> _Trabajo requerido_:
• 1. Según el fragmento sobre lo fake y el fascismo, ¿qué día se inaugura la exposición de Andrés Rábago en el Guerrero?
• 2. Por favor, copia todo lo que va desde "Entonces no había" hasta "infierno de Dante." en el fragmento sobre lo fake y el fascismo, y cambia "villano" por "monstruo".

> _Fragmento de origen_:
- - -
En los años que siguieron al bautismo de la Generación del 27 no existía lo fake. Existía lo kitsch, su precedente, el deseo de aparentar, de pretender ser, aquello que, en el ámbito de las obras de arte, suprimía la catarsis y la conciencia estética, tal y como señaló Adorno. Lo fake entendido como cultura global que deshumanizaba, como fascismo encubierto, daba sus primeros pasos. Pero el fascismo, en la juventud de Buñuel, era frontal.
Entonces no había cinismo, o no se había oficializado como herramienta con la que encubrir el fascismo, con la que hacer de este algo sofisticado. Lo que había era contundente estulticia unida al miedo. Miedo a aquella tradición sádico-católica a la que era mejor pertenecer que tener en contra, a aquel Dios que era la hipérbole del peor villano de cómic, que no habitaba en Gothan, sino en el mismísimo infierno de Dante.
Pensábamos que el progreso supondría la supresión del fascismo, pero no ha sido así. Lo podemos constatar en la exposición de Andrés Rábago (ya saben, El Roto) que el día 30 se inaugura en el Guerrero. Rábago lleva toda su vida desmontando las lógicas fascistas. Las de antes y las de ahora. La vigencia de sus denuncias nos hace entender que el progreso, tristemente, se define hoy en día como una sofisticación del despotismo. Cómo aprovecharse de otro y parecer que lo ayudas. El fascismo frontal resurge últimamente en Europa, en parte, por el hartazgo que le inspira el despotismo encubierto del neoliberalismo dominante. Y lo peor es que la gente empieza a comprarles sus ideas. La gente normal. No es una justificación, al contrario. Es la prueba de que dejar hacer a los tramposos va a acabar legitimando un escenario más atroz.
- - -
> _Datos proporcionados_:
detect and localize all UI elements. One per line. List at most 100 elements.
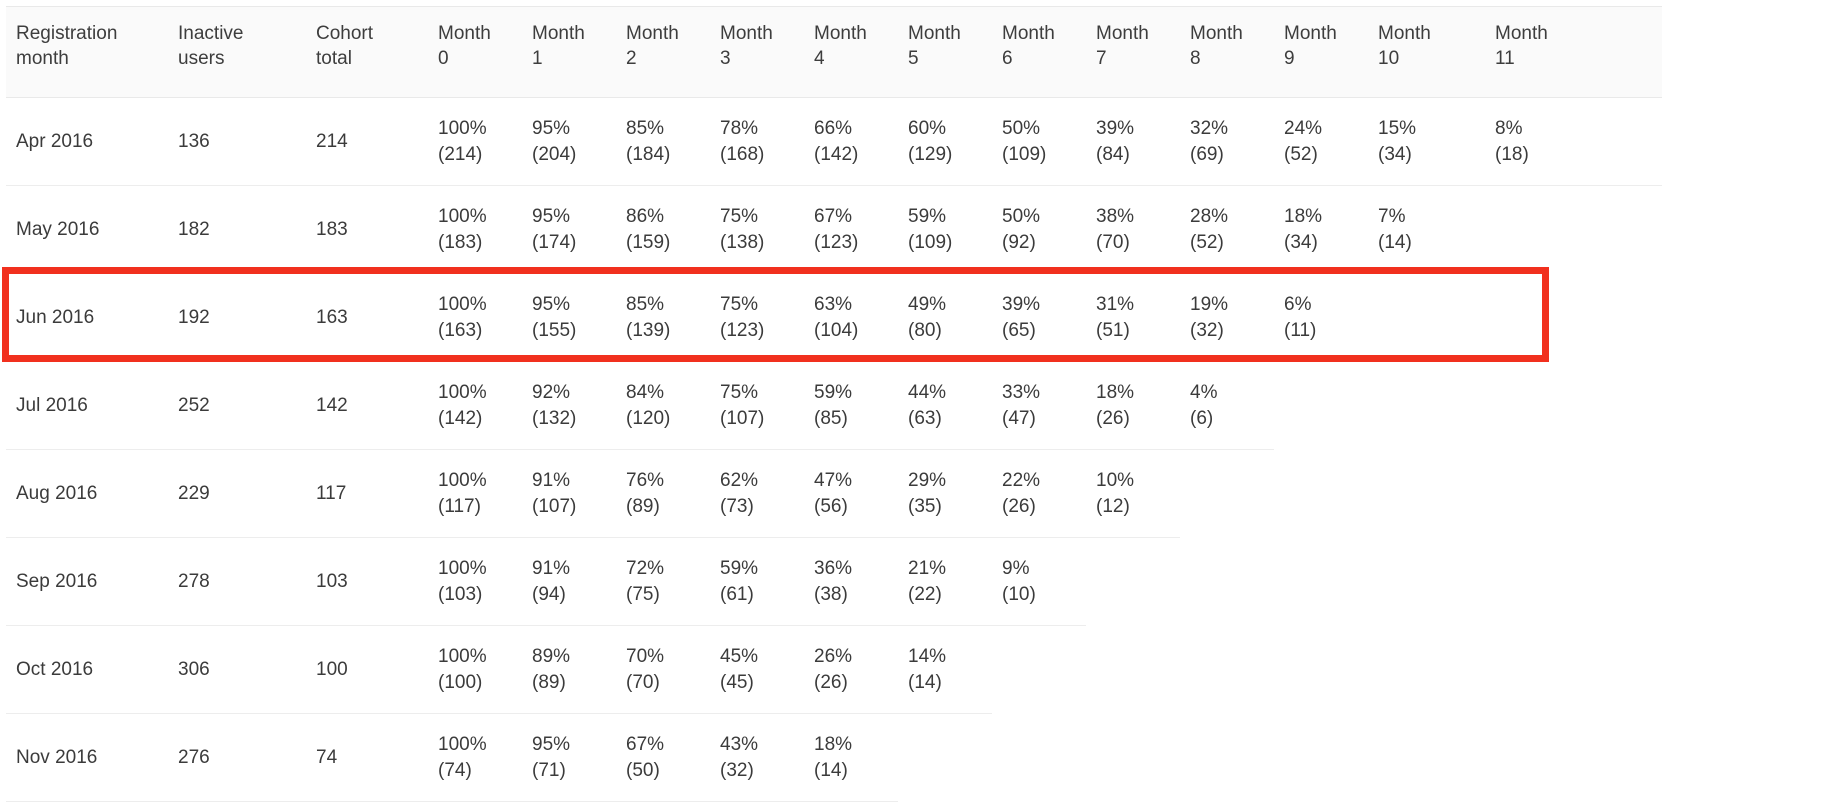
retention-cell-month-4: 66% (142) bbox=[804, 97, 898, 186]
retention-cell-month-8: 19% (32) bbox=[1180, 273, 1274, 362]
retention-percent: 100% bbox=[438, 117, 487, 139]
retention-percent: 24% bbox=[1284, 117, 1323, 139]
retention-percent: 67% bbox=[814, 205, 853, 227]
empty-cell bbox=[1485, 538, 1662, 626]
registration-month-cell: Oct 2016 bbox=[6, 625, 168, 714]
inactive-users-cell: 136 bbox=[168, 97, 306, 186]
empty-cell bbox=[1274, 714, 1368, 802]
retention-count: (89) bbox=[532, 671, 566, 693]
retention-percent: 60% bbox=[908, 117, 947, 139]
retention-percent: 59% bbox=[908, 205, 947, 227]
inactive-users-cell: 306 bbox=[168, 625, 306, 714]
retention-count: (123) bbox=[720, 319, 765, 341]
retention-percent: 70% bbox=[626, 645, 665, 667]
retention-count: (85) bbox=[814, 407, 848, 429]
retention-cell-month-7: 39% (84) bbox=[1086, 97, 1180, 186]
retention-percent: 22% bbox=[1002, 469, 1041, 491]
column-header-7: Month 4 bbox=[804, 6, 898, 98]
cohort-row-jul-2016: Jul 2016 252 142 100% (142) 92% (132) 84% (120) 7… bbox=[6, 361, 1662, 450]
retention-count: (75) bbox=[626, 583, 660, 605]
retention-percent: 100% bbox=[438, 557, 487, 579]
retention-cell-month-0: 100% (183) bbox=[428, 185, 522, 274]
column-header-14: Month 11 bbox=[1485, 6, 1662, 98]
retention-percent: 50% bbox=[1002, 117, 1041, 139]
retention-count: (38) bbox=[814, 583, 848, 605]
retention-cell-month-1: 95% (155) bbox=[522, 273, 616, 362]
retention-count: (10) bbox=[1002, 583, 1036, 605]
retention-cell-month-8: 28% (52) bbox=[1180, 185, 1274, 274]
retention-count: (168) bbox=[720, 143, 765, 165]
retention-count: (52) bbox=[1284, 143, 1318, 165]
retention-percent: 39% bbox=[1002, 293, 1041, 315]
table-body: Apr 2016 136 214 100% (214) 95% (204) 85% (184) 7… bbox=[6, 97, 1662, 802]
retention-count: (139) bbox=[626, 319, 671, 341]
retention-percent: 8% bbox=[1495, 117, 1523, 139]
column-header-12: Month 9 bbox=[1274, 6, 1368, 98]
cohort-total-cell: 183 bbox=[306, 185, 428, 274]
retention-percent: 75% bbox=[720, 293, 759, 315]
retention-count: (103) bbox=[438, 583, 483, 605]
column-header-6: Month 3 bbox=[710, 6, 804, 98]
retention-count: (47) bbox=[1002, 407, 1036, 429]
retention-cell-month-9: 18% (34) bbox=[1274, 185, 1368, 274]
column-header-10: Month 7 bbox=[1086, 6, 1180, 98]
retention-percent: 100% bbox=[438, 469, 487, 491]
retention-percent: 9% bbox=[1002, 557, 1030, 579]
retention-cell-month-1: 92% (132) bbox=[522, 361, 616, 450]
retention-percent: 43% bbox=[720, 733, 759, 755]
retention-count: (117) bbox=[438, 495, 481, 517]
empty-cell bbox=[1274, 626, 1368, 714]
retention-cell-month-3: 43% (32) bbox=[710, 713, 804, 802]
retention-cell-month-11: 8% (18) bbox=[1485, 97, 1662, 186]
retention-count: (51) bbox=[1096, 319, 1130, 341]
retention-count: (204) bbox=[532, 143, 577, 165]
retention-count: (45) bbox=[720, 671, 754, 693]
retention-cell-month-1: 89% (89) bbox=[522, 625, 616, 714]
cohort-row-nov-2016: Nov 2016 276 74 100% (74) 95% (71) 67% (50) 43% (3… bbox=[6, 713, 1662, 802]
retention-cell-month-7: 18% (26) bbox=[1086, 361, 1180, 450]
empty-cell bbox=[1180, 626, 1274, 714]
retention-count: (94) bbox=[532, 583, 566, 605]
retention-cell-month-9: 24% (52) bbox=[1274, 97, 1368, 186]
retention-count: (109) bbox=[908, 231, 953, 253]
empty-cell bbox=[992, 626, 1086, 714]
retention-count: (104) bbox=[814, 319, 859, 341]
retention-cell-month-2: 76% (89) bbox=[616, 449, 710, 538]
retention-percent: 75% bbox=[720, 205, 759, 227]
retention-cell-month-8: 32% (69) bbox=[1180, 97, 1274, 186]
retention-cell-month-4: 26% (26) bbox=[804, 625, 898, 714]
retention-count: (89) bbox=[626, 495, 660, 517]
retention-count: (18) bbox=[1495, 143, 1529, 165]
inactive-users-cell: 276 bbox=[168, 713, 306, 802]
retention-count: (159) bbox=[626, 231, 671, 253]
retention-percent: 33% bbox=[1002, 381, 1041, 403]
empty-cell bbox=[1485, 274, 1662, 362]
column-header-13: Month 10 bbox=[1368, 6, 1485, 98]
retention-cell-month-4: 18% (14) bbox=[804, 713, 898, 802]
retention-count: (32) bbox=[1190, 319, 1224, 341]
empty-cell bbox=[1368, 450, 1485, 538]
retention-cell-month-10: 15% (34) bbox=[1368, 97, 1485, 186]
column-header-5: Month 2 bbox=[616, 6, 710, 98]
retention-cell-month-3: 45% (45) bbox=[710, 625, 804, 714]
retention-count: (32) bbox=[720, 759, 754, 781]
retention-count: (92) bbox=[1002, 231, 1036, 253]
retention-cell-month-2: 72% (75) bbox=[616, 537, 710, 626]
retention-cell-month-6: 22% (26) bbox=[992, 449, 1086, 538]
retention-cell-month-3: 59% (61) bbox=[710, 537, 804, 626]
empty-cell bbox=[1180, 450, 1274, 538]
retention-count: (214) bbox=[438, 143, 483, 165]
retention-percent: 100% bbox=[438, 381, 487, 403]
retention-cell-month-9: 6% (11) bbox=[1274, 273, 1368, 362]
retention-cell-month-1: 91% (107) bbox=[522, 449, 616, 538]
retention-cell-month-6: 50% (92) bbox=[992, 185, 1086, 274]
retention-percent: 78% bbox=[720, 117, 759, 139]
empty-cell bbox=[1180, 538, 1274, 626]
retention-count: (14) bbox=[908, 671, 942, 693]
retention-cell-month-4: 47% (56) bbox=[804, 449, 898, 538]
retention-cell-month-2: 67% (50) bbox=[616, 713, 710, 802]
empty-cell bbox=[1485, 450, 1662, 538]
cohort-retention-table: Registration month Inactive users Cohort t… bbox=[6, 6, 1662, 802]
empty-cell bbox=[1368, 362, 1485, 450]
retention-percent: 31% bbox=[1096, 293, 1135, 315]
- - -
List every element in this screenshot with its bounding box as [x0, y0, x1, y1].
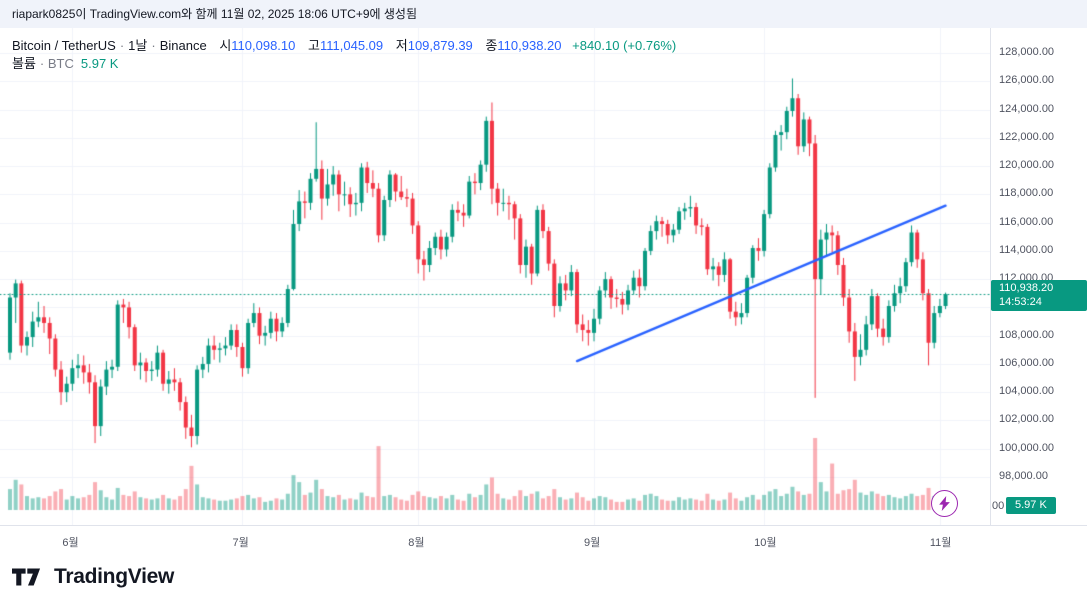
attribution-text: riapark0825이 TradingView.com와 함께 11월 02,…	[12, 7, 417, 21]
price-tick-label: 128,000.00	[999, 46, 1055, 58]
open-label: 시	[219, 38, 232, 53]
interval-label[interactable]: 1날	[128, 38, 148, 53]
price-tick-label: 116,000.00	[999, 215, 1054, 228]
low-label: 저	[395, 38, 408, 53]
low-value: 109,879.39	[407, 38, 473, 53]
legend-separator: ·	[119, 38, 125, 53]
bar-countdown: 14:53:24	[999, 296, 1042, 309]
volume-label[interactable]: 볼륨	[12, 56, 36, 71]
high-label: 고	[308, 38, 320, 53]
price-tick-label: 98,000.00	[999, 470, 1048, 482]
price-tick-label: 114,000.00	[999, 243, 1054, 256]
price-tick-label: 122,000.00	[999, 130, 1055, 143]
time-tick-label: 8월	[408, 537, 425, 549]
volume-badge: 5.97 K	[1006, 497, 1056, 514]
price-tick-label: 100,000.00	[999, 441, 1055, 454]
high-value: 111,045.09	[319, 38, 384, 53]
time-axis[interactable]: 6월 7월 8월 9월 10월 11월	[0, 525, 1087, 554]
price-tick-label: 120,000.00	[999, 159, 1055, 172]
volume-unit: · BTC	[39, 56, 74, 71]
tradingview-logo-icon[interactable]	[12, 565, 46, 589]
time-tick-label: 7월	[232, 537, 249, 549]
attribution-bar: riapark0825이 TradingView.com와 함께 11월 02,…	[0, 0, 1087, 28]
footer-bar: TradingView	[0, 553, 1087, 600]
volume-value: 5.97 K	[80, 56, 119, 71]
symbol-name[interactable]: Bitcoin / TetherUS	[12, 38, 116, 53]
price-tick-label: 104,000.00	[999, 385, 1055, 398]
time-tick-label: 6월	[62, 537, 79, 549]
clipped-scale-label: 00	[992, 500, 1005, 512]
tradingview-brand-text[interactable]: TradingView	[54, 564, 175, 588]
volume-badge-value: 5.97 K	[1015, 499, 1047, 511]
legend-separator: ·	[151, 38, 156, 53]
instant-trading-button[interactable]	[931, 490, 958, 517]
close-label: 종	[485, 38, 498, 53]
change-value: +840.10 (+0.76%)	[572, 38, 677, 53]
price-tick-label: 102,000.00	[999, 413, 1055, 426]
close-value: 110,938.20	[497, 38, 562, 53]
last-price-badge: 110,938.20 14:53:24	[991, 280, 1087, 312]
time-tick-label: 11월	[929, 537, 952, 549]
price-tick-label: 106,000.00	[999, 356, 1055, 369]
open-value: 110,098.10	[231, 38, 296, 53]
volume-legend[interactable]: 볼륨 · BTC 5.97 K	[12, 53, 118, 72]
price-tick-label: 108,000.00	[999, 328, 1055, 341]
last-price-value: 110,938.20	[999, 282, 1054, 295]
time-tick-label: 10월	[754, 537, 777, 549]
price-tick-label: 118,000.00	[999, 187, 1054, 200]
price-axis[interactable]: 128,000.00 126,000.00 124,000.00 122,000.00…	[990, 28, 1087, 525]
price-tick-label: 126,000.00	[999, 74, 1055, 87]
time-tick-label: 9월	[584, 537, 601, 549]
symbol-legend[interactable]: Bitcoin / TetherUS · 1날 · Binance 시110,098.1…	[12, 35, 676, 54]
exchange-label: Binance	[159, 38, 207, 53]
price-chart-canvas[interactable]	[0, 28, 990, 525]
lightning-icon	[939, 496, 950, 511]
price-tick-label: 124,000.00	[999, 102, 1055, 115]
- - -
> _Respuestas_:
• 1. El día 30.

• 2.
Entonces no había cinismo, o no se había oficializado como herramienta con la que encubrir el fascismo, con la que hacer de este algo sofisticado. Lo que había era contundente estulticia unida al miedo. Miedo a aquella tradición sádico-católica a la que era mejor pertenecer que tener en contra, a aquel Dios que era la hipérbole del peor monstruo de cómic, que no habitaba en Gothan, sino en el mismísimo infierno de Dante.